* LEESFRAGMENT
Samen sterk voor jongeren met eetstoornis

AJN Jeugdartsen

Jongeren met eetstoornissen hebben vaak te maken met meerdere betrokken zorgverleners. Toch kan de zorg nóg beter worden als deze professionals beter samenwerken. Dat blijkt uit onderzoek van de Inspectie Gezondheidszorg en Jeugd (IGJ) naar drie regionale samenwerkingsverbanden waar verschillende partijen zorg verlenen aan jongeren met eetproblemen.

In het rapport Samen sterk voor jongeren met een eetstoornis deelt de IGJ haar bevindingen, aanbevelingen en praktische tips om de kwaliteit van zorg verder te verbeteren.

Betere samenwerking en vroegere signalering

In de onderzochte samenwerkingen werken onder meer psychiaters, psychologen, artsen, diëtisten en ggz-professionals vanuit hun eigen deskundigheid samen aan de behandeling van jongeren. De IGJ ziet kansen om de samenwerking verder te versterken, bijvoorbeeld door:

  • meer aandacht te hebben voor de knelpunten die zorgprofessionals ervaren;
  • het gesprek te voeren over visie, ambitie en verantwoordelijkheden rond de patiënt;
  • huisartsen, jeugdartsen en internisten nadrukkelijker te betrekken in de gezamenlijke aanpak.

Ook pleit de inspectie voor verbetering van de vroegtijdige signalering van eetstoornissen en voor meer kennisdeling. De landelijke Ketenaanpak Eetstoornissen (K-EET) draagt hier positief aan bij, doordat eetstoornissen eerder worden herkend en zorgverleners elkaar beter weten te vinden. De werking hiervan verschilt wel per regio, afhankelijk van het aantal betrokken zorgverleners in het netwerk.

Daarnaast heeft de IGJ contact gezocht met de Nederlandse Zorgautoriteit (NZa) en de Vereniging van Nederlandse Gemeenten (VNG) over problemen met de bekostiging van hulp. Deze ontstaan regelmatig omdat jongeren met eetstoornissen zorg ontvangen vanuit verschillende lijnen van de zorg.

* BRONGEGEVENS
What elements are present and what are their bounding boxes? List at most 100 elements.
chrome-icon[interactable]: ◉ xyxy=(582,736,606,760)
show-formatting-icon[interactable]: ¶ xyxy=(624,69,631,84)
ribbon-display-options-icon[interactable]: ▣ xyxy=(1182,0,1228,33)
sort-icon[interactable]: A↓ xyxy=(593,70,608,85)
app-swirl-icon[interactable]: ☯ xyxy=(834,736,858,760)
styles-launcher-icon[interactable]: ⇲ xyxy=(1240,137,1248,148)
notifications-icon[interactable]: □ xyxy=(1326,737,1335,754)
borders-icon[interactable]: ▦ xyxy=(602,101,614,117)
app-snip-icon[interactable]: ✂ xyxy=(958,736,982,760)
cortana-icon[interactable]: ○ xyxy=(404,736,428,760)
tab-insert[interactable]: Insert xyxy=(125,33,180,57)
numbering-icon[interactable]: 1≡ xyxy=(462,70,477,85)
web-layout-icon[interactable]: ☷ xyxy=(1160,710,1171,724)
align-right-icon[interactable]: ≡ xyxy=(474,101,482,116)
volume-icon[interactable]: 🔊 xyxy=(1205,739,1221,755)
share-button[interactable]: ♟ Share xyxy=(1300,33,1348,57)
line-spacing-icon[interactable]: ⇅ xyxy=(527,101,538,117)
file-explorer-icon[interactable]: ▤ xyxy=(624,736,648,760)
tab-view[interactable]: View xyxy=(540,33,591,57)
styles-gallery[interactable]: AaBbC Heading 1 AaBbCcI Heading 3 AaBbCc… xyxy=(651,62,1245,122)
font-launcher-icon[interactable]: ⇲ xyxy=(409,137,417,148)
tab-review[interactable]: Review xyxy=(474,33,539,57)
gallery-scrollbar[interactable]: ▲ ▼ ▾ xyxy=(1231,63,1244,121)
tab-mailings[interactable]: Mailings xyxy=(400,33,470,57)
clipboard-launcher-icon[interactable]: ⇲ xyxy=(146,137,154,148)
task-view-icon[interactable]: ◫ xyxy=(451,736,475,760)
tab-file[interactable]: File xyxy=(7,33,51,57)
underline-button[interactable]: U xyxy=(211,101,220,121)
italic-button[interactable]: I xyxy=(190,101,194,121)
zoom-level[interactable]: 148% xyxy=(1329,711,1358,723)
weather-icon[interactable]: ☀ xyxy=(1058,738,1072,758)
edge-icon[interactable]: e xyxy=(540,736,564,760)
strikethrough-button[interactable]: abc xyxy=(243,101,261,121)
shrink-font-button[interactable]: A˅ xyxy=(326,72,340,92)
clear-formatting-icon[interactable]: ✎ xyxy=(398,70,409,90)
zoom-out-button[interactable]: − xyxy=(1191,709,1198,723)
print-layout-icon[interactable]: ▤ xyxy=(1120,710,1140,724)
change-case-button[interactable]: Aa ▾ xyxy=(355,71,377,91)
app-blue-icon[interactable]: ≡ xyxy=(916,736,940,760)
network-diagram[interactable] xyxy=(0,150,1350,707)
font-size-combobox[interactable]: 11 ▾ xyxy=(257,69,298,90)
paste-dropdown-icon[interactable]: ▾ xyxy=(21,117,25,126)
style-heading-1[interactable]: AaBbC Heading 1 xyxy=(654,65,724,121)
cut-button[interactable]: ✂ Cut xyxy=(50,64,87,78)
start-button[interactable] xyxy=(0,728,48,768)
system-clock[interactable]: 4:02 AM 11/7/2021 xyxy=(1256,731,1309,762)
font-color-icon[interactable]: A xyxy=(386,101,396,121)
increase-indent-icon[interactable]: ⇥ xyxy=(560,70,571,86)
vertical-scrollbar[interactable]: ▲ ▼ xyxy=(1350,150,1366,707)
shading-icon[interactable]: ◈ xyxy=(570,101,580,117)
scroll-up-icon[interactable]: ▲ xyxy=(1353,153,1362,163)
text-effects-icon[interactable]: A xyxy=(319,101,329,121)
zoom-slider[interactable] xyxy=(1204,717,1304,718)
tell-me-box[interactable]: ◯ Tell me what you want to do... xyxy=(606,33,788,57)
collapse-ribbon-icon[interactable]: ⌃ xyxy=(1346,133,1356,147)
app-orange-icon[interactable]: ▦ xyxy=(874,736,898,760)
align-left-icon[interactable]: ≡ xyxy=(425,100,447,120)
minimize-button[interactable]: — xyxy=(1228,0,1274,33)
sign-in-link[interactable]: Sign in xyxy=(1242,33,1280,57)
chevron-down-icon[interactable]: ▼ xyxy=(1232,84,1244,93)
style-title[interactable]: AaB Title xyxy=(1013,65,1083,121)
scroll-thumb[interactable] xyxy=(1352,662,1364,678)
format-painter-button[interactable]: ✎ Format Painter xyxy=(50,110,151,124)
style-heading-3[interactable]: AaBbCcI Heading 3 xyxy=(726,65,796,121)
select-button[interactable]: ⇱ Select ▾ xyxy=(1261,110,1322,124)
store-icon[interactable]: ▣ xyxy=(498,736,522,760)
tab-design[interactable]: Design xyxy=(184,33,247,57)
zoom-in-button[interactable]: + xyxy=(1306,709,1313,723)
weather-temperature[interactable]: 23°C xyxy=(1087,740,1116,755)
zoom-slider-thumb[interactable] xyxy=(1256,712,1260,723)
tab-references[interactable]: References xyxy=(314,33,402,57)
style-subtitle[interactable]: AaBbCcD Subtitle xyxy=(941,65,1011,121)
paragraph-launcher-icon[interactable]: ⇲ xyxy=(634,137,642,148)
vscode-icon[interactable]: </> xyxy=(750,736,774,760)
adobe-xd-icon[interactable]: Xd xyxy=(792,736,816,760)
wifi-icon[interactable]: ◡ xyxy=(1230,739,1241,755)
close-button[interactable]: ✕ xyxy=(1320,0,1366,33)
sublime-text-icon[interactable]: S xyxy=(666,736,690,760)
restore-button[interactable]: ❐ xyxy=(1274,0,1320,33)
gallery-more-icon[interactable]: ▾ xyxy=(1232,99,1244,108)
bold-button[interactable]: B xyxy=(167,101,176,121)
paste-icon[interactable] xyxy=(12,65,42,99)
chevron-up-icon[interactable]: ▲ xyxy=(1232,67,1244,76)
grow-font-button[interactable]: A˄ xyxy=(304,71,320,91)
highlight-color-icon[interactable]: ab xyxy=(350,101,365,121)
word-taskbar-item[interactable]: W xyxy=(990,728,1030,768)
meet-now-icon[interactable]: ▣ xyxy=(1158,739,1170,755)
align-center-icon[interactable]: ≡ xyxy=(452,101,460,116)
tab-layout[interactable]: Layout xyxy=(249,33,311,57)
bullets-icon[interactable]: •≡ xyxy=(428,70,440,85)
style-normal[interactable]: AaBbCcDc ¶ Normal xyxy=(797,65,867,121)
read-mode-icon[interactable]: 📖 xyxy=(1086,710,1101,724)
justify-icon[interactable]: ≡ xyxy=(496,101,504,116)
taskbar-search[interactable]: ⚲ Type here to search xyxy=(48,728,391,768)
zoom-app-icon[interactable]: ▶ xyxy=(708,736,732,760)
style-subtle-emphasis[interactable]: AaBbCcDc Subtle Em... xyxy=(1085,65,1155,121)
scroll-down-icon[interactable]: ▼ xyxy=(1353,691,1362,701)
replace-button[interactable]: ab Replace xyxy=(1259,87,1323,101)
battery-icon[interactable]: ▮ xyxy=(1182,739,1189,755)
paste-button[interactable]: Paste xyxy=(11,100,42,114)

* OPDRACHT
Beantwoord de volgende vragen op basis van het leesfragment.
1. Naar hoeveel regionale samenwerkingsverbanden heeft de IGJ onderzoek gedaan?
2. Welke zorgverleners wil de IGJ nadrukkelijker bij de gezamenlijke aanpak betrekken?
3. Met welke twee organisaties heeft de IGJ contact gezocht over problemen met de bekostiging van hulp?

* ANTWOORD
1. Naar drie regionale samenwerkingsverbanden.
2. Huisartsen, jeugdartsen en internisten.
3. Met de Nederlandse Zorgautoriteit (NZa) en de Vereniging van Nederlandse Gemeenten (VNG).